--- START ---

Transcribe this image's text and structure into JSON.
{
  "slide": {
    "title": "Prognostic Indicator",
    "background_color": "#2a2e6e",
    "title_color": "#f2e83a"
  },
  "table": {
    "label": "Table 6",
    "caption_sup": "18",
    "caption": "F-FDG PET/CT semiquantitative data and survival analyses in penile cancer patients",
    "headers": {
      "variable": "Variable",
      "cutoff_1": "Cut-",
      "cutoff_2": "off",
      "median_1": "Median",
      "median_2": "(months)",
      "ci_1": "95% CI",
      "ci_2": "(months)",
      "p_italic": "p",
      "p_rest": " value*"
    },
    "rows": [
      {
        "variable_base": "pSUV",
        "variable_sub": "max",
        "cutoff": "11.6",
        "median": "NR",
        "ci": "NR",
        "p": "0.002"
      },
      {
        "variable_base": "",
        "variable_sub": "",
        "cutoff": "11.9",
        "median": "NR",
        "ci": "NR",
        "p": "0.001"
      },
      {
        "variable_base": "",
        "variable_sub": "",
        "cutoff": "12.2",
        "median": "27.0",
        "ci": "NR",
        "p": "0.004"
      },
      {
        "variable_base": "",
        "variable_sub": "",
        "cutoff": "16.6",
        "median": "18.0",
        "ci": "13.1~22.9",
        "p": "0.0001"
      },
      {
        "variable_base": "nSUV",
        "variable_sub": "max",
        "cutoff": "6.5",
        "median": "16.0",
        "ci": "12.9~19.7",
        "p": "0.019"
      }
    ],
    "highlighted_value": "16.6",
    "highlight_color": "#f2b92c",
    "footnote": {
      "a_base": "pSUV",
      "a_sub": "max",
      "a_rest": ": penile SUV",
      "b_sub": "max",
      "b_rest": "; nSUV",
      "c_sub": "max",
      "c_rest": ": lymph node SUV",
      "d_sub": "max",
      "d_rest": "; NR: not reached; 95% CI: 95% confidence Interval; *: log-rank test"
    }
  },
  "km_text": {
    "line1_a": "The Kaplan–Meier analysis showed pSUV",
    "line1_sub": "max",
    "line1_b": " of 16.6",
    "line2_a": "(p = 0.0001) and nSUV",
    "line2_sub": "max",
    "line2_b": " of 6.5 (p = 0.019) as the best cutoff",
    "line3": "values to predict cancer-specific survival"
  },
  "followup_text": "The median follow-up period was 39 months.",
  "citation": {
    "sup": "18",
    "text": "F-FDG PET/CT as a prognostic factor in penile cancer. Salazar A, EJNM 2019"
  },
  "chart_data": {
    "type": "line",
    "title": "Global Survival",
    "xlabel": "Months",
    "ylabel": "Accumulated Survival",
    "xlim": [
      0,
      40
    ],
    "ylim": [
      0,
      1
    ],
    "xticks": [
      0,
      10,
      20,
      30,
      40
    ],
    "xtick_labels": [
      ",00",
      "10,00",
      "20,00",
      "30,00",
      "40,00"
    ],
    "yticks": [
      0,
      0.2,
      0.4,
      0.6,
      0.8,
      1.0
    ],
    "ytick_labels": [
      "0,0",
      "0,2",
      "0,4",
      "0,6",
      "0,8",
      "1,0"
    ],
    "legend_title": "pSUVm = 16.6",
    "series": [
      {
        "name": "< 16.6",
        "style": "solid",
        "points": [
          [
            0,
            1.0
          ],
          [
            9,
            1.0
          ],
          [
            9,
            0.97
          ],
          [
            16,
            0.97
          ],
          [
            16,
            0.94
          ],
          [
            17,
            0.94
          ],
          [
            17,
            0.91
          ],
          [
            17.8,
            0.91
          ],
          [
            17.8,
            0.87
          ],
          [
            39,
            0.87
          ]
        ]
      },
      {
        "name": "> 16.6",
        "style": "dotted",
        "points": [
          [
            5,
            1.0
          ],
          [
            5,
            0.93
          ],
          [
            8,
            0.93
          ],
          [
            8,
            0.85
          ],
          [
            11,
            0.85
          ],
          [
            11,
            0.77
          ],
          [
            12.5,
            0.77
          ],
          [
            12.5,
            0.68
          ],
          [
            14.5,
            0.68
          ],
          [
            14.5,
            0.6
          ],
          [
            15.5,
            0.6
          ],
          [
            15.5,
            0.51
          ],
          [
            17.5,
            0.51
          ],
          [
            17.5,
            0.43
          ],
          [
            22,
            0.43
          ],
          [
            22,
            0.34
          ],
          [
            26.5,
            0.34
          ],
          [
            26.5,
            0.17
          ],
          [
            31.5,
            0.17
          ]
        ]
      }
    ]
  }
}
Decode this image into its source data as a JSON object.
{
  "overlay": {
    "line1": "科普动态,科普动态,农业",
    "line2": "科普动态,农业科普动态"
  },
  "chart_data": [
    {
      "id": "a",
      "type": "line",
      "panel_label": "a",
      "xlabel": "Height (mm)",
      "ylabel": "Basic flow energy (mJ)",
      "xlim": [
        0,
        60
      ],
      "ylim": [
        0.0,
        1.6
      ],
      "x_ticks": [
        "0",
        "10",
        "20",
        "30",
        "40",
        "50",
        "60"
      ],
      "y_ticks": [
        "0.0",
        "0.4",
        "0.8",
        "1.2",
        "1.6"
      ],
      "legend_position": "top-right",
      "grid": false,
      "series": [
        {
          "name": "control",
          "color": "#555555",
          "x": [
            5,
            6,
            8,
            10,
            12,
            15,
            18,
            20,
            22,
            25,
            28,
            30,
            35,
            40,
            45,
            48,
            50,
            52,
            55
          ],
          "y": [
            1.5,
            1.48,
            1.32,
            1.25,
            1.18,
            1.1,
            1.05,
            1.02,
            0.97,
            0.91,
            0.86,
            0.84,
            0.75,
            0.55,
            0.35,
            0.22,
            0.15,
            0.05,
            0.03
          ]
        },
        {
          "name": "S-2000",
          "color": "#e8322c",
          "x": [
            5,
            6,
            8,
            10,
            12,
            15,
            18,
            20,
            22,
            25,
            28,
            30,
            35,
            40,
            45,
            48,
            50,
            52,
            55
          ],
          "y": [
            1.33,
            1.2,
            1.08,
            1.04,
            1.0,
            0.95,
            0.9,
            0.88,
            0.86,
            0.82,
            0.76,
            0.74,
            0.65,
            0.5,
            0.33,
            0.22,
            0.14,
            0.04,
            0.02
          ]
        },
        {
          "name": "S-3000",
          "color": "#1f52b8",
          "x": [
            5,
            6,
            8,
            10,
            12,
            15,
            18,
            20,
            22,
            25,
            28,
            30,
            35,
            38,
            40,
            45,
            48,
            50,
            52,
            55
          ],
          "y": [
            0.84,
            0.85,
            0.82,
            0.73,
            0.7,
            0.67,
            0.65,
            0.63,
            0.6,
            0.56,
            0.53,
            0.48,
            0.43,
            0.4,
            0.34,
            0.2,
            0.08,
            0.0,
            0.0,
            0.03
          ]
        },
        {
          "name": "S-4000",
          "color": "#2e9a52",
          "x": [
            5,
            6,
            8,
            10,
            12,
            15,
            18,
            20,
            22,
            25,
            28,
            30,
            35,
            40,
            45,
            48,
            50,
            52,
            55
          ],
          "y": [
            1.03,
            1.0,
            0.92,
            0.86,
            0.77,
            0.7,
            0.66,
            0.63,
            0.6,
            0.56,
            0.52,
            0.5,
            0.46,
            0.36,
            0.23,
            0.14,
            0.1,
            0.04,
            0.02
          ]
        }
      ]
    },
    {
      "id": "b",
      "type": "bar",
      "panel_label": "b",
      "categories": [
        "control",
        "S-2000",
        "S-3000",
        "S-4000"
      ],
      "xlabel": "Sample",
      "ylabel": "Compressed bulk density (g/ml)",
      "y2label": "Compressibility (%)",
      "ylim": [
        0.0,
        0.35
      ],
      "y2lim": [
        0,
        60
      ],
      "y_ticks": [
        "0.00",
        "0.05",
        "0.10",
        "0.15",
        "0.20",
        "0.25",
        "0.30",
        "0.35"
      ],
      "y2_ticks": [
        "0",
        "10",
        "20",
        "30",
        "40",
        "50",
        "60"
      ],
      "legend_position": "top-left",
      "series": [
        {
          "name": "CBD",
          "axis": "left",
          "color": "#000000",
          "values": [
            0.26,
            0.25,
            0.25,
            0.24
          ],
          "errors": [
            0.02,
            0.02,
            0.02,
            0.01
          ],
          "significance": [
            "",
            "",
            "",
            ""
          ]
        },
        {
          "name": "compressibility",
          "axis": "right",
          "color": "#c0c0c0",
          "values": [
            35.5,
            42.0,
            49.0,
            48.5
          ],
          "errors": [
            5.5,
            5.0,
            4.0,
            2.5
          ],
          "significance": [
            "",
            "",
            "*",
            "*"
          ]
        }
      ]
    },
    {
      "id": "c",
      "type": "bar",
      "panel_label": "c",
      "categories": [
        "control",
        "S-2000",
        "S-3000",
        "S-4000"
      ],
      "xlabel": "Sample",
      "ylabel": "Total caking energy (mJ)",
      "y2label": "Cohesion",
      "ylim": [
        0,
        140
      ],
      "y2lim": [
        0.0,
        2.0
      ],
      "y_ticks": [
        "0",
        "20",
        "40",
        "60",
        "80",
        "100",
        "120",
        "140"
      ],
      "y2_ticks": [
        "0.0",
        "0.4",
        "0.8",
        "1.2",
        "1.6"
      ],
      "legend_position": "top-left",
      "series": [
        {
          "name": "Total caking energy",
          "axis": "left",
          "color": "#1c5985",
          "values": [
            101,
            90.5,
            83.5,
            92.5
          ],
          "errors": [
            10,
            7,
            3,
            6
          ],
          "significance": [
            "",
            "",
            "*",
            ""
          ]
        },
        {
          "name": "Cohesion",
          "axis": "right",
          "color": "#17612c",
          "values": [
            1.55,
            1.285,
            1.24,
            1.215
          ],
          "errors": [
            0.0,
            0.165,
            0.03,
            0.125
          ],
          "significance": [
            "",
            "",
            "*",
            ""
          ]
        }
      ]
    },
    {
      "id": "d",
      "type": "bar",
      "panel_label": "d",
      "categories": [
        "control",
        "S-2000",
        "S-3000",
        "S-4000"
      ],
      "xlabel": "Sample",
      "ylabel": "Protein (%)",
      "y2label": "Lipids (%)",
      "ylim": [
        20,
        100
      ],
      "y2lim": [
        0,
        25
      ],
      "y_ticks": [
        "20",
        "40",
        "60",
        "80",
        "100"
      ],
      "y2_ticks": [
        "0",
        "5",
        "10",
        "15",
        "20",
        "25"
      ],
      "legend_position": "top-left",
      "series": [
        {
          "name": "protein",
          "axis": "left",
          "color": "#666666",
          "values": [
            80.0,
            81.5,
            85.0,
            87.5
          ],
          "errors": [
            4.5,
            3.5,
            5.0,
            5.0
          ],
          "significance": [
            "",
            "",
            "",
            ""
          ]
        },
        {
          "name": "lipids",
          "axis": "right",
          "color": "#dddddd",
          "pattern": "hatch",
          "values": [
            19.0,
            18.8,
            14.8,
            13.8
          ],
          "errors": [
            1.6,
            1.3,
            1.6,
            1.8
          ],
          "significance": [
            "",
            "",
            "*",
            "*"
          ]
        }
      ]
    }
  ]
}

--- END ---

## [BRIEF]
For the word "energy", state how many lines of the material contain it. Give the number and no more.

## [RESPONSE TO THE EXERCISE]
3